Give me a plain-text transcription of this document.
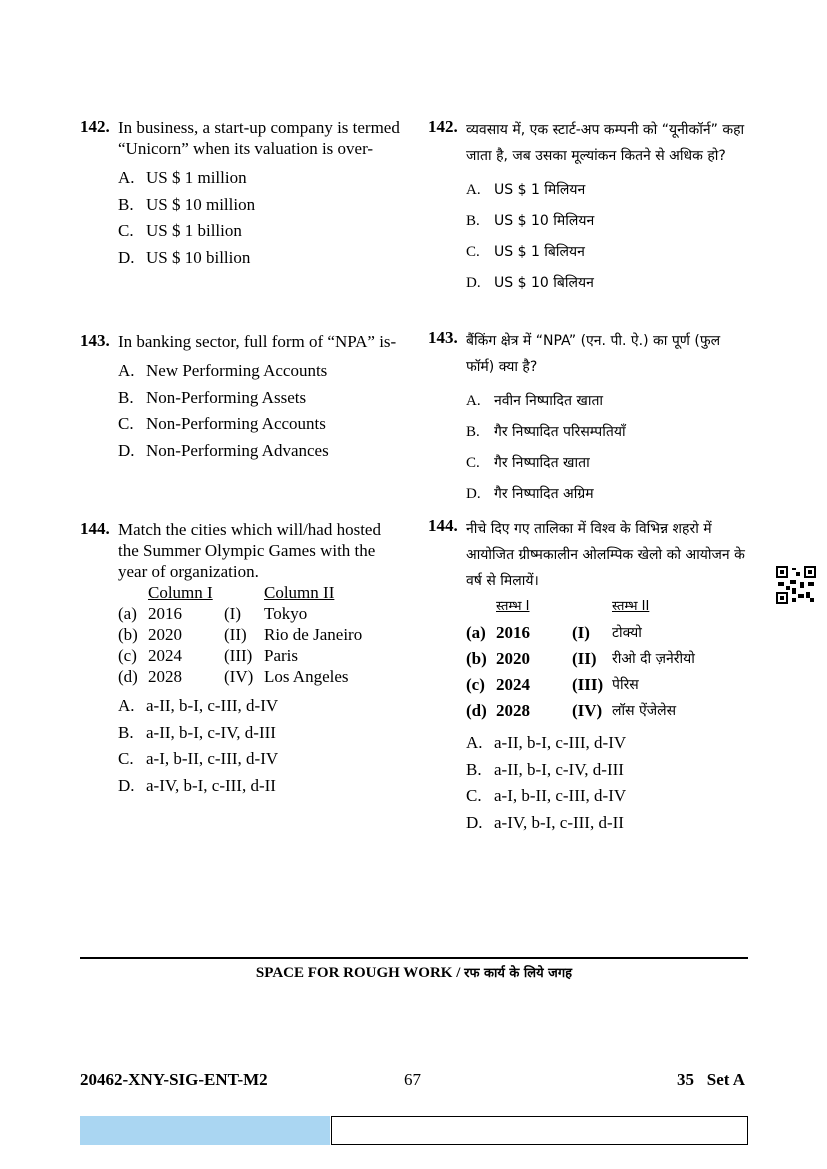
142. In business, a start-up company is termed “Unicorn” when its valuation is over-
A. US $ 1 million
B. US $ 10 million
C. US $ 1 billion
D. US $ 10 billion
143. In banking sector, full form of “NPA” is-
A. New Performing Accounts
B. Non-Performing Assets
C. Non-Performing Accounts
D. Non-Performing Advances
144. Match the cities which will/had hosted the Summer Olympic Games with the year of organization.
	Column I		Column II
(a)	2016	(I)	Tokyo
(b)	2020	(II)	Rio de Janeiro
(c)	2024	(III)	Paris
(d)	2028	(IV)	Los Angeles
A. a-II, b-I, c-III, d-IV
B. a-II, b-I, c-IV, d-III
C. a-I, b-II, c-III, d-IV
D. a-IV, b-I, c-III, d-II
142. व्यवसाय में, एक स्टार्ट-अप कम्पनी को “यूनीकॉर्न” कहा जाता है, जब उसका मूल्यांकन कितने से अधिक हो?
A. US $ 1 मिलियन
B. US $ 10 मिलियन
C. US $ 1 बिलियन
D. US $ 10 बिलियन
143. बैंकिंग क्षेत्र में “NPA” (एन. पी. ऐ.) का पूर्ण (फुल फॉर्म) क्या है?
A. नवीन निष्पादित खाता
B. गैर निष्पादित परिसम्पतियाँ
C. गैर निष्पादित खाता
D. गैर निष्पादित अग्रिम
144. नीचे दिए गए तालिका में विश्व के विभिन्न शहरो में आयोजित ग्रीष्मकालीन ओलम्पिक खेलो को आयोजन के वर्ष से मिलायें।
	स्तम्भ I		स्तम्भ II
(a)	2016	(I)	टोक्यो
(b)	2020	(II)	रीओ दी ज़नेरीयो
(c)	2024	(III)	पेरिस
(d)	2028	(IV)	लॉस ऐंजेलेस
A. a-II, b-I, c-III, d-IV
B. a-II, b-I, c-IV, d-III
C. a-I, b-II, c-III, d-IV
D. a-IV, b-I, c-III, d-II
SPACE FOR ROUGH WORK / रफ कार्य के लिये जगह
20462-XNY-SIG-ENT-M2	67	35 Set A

> _Brief_: Print all entries exactly. The images do not belong in the copy.

> _Solved exercise_:
Give me a plain-text transcription of this document.
142. In business, a start-up company is termed “Unicorn” when its valuation is over-
A. US $ 1 million
B. US $ 10 million
C. US $ 1 billion
D. US $ 10 billion
143. In banking sector, full form of “NPA” is-
A. New Performing Accounts
B. Non-Performing Assets
C. Non-Performing Accounts
D. Non-Performing Advances
144. Match the cities which will/had hosted the Summer Olympic Games with the year of organization.
	Column I		Column II
(a)	2016	(I)	Tokyo
(b)	2020	(II)	Rio de Janeiro
(c)	2024	(III)	Paris
(d)	2028	(IV)	Los Angeles
A. a-II, b-I, c-III, d-IV
B. a-II, b-I, c-IV, d-III
C. a-I, b-II, c-III, d-IV
D. a-IV, b-I, c-III, d-II
142. व्यवसाय में, एक स्टार्ट-अप कम्पनी को “यूनीकॉर्न” कहा जाता है, जब उसका मूल्यांकन कितने से अधिक हो?
A. US $ 1 मिलियन
B. US $ 10 मिलियन
C. US $ 1 बिलियन
D. US $ 10 बिलियन
143. बैंकिंग क्षेत्र में “NPA” (एन. पी. ऐ.) का पूर्ण (फुल फॉर्म) क्या है?
A. नवीन निष्पादित खाता
B. गैर निष्पादित परिसम्पतियाँ
C. गैर निष्पादित खाता
D. गैर निष्पादित अग्रिम
144. नीचे दिए गए तालिका में विश्व के विभिन्न शहरो में आयोजित ग्रीष्मकालीन ओलम्पिक खेलो को आयोजन के वर्ष से मिलायें।
	स्तम्भ I		स्तम्भ II
(a)	2016	(I)	टोक्यो
(b)	2020	(II)	रीओ दी ज़नेरीयो
(c)	2024	(III)	पेरिस
(d)	2028	(IV)	लॉस ऐंजेलेस
A. a-II, b-I, c-III, d-IV
B. a-II, b-I, c-IV, d-III
C. a-I, b-II, c-III, d-IV
D. a-IV, b-I, c-III, d-II
SPACE FOR ROUGH WORK / रफ कार्य के लिये जगह
20462-XNY-SIG-ENT-M2	67	35 Set A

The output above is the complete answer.